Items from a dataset
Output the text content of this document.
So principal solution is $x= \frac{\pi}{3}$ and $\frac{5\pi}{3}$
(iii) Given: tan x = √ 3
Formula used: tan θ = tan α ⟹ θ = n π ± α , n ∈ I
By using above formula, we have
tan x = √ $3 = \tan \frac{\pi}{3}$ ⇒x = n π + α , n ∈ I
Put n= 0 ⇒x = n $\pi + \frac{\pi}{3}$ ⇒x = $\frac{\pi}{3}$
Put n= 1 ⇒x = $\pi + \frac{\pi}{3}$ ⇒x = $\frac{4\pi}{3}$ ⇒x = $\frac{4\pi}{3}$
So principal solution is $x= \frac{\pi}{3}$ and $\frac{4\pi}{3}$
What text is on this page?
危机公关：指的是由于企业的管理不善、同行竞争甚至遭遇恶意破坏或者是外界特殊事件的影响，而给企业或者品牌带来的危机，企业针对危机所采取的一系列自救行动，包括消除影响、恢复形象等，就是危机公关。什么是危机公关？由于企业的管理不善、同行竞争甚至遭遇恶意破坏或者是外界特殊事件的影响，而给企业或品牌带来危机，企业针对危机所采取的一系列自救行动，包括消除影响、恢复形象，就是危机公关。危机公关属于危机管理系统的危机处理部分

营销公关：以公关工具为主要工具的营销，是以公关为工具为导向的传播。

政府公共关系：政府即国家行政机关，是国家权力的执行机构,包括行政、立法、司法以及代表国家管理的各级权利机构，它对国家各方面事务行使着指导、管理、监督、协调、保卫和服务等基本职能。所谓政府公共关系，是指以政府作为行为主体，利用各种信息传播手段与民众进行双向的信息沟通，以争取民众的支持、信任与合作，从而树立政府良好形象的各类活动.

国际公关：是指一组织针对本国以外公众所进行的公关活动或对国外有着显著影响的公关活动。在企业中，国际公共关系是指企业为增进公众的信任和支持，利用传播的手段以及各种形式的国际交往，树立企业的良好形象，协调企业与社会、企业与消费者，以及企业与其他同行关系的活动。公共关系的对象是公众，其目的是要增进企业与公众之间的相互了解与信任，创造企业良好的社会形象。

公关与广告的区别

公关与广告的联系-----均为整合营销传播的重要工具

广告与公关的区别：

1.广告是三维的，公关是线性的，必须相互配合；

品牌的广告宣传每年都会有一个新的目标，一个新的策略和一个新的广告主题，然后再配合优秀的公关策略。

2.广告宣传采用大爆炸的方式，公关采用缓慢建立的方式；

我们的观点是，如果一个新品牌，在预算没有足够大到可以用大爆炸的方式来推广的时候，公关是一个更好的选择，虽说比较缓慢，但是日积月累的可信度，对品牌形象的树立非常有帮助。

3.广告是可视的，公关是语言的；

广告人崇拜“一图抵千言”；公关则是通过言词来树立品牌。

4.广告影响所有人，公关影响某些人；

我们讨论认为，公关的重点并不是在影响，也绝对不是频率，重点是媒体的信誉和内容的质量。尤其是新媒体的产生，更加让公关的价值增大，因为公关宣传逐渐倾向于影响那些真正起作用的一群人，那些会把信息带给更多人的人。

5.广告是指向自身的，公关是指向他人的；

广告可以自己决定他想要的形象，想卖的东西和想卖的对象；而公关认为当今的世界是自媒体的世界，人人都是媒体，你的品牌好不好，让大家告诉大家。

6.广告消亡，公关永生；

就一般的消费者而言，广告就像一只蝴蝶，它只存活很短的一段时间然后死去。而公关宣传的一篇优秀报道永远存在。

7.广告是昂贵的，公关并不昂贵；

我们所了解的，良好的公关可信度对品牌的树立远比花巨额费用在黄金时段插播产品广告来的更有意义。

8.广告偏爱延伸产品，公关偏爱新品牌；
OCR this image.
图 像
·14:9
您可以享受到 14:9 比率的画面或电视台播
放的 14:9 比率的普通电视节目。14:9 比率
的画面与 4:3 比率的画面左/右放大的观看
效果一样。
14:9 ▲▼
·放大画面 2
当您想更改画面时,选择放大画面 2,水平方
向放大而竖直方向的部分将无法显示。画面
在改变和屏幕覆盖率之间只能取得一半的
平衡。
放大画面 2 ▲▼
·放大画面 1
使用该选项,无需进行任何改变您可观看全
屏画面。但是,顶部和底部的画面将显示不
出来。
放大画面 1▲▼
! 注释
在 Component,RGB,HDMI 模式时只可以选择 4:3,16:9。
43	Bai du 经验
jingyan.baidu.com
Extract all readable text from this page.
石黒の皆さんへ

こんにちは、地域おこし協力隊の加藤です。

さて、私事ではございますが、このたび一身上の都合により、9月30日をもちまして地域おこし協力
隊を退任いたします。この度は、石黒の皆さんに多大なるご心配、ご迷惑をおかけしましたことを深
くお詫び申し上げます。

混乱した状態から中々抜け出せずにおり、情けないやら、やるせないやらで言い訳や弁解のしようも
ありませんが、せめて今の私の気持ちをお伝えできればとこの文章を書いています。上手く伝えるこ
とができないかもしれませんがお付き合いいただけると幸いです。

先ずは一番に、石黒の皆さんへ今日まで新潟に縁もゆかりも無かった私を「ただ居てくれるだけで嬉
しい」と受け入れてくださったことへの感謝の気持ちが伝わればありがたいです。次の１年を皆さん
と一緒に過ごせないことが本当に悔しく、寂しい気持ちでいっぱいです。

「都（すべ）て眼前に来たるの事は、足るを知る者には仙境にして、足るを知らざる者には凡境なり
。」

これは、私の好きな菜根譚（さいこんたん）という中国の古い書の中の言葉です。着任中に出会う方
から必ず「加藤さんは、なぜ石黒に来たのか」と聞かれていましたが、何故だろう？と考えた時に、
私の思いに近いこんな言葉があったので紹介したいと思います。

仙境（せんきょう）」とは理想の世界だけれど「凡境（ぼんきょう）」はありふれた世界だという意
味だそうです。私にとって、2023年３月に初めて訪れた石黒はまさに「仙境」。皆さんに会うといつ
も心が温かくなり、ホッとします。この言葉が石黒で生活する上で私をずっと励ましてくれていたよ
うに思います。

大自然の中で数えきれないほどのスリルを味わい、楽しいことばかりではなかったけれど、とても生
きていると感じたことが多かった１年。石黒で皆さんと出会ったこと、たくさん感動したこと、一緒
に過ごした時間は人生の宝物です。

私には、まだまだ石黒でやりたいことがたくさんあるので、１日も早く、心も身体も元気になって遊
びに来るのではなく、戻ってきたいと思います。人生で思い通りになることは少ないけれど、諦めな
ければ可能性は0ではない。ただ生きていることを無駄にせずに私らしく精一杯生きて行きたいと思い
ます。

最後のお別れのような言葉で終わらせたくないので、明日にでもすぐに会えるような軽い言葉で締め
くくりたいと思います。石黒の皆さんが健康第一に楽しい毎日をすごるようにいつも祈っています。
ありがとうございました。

■ YOUR GOAL ■
Return the full listing, character for character.

■ SOLUTION ■
Output the text content of this document.
So principal solution is $x= \frac{\pi}{3}$ and $\frac{5\pi}{3}$
(iii) Given: tan x = √ 3
Formula used: tan θ = tan α ⟹ θ = n π ± α , n ∈ I
By using above formula, we have
tan x = √ $3 = \tan \frac{\pi}{3}$ ⇒x = n π + α , n ∈ I
Put n= 0 ⇒x = n $\pi + \frac{\pi}{3}$ ⇒x = $\frac{\pi}{3}$
Put n= 1 ⇒x = $\pi + \frac{\pi}{3}$ ⇒x = $\frac{4\pi}{3}$ ⇒x = $\frac{4\pi}{3}$
So principal solution is $x= \frac{\pi}{3}$ and $\frac{4\pi}{3}$
What text is on this page?
危机公关：指的是由于企业的管理不善、同行竞争甚至遭遇恶意破坏或者是外界特殊事件的影响，而给企业或者品牌带来的危机，企业针对危机所采取的一系列自救行动，包括消除影响、恢复形象等，就是危机公关。什么是危机公关？由于企业的管理不善、同行竞争甚至遭遇恶意破坏或者是外界特殊事件的影响，而给企业或品牌带来危机，企业针对危机所采取的一系列自救行动，包括消除影响、恢复形象，就是危机公关。危机公关属于危机管理系统的危机处理部分

营销公关：以公关工具为主要工具的营销，是以公关为工具为导向的传播。

政府公共关系：政府即国家行政机关，是国家权力的执行机构,包括行政、立法、司法以及代表国家管理的各级权利机构，它对国家各方面事务行使着指导、管理、监督、协调、保卫和服务等基本职能。所谓政府公共关系，是指以政府作为行为主体，利用各种信息传播手段与民众进行双向的信息沟通，以争取民众的支持、信任与合作，从而树立政府良好形象的各类活动.

国际公关：是指一组织针对本国以外公众所进行的公关活动或对国外有着显著影响的公关活动。在企业中，国际公共关系是指企业为增进公众的信任和支持，利用传播的手段以及各种形式的国际交往，树立企业的良好形象，协调企业与社会、企业与消费者，以及企业与其他同行关系的活动。公共关系的对象是公众，其目的是要增进企业与公众之间的相互了解与信任，创造企业良好的社会形象。

公关与广告的区别

公关与广告的联系-----均为整合营销传播的重要工具

广告与公关的区别：

1.广告是三维的，公关是线性的，必须相互配合；

品牌的广告宣传每年都会有一个新的目标，一个新的策略和一个新的广告主题，然后再配合优秀的公关策略。

2.广告宣传采用大爆炸的方式，公关采用缓慢建立的方式；

我们的观点是，如果一个新品牌，在预算没有足够大到可以用大爆炸的方式来推广的时候，公关是一个更好的选择，虽说比较缓慢，但是日积月累的可信度，对品牌形象的树立非常有帮助。

3.广告是可视的，公关是语言的；

广告人崇拜“一图抵千言”；公关则是通过言词来树立品牌。

4.广告影响所有人，公关影响某些人；

我们讨论认为，公关的重点并不是在影响，也绝对不是频率，重点是媒体的信誉和内容的质量。尤其是新媒体的产生，更加让公关的价值增大，因为公关宣传逐渐倾向于影响那些真正起作用的一群人，那些会把信息带给更多人的人。

5.广告是指向自身的，公关是指向他人的；

广告可以自己决定他想要的形象，想卖的东西和想卖的对象；而公关认为当今的世界是自媒体的世界，人人都是媒体，你的品牌好不好，让大家告诉大家。

6.广告消亡，公关永生；

就一般的消费者而言，广告就像一只蝴蝶，它只存活很短的一段时间然后死去。而公关宣传的一篇优秀报道永远存在。

7.广告是昂贵的，公关并不昂贵；

我们所了解的，良好的公关可信度对品牌的树立远比花巨额费用在黄金时段插播产品广告来的更有意义。

8.广告偏爱延伸产品，公关偏爱新品牌；
OCR this image.
图 像
·14:9
您可以享受到 14:9 比率的画面或电视台播
放的 14:9 比率的普通电视节目。14:9 比率
的画面与 4:3 比率的画面左/右放大的观看
效果一样。
14:9 ▲▼
·放大画面 2
当您想更改画面时,选择放大画面 2,水平方
向放大而竖直方向的部分将无法显示。画面
在改变和屏幕覆盖率之间只能取得一半的
平衡。
放大画面 2 ▲▼
·放大画面 1
使用该选项,无需进行任何改变您可观看全
屏画面。但是,顶部和底部的画面将显示不
出来。
放大画面 1▲▼
! 注释
在 Component,RGB,HDMI 模式时只可以选择 4:3,16:9。
43	Bai du 经验
jingyan.baidu.com
Extract all readable text from this page.
石黒の皆さんへ

こんにちは、地域おこし協力隊の加藤です。

さて、私事ではございますが、このたび一身上の都合により、9月30日をもちまして地域おこし協力
隊を退任いたします。この度は、石黒の皆さんに多大なるご心配、ご迷惑をおかけしましたことを深
くお詫び申し上げます。

混乱した状態から中々抜け出せずにおり、情けないやら、やるせないやらで言い訳や弁解のしようも
ありませんが、せめて今の私の気持ちをお伝えできればとこの文章を書いています。上手く伝えるこ
とができないかもしれませんがお付き合いいただけると幸いです。

先ずは一番に、石黒の皆さんへ今日まで新潟に縁もゆかりも無かった私を「ただ居てくれるだけで嬉
しい」と受け入れてくださったことへの感謝の気持ちが伝わればありがたいです。次の１年を皆さん
と一緒に過ごせないことが本当に悔しく、寂しい気持ちでいっぱいです。

「都（すべ）て眼前に来たるの事は、足るを知る者には仙境にして、足るを知らざる者には凡境なり
。」

これは、私の好きな菜根譚（さいこんたん）という中国の古い書の中の言葉です。着任中に出会う方
から必ず「加藤さんは、なぜ石黒に来たのか」と聞かれていましたが、何故だろう？と考えた時に、
私の思いに近いこんな言葉があったので紹介したいと思います。

仙境（せんきょう）」とは理想の世界だけれど「凡境（ぼんきょう）」はありふれた世界だという意
味だそうです。私にとって、2023年３月に初めて訪れた石黒はまさに「仙境」。皆さんに会うといつ
も心が温かくなり、ホッとします。この言葉が石黒で生活する上で私をずっと励ましてくれていたよ
うに思います。

大自然の中で数えきれないほどのスリルを味わい、楽しいことばかりではなかったけれど、とても生
きていると感じたことが多かった１年。石黒で皆さんと出会ったこと、たくさん感動したこと、一緒
に過ごした時間は人生の宝物です。

私には、まだまだ石黒でやりたいことがたくさんあるので、１日も早く、心も身体も元気になって遊
びに来るのではなく、戻ってきたいと思います。人生で思い通りになることは少ないけれど、諦めな
ければ可能性は0ではない。ただ生きていることを無駄にせずに私らしく精一杯生きて行きたいと思い
ます。

最後のお別れのような言葉で終わらせたくないので、明日にでもすぐに会えるような軽い言葉で締め
くくりたいと思います。石黒の皆さんが健康第一に楽しい毎日をすごるようにいつも祈っています。
ありがとうございました。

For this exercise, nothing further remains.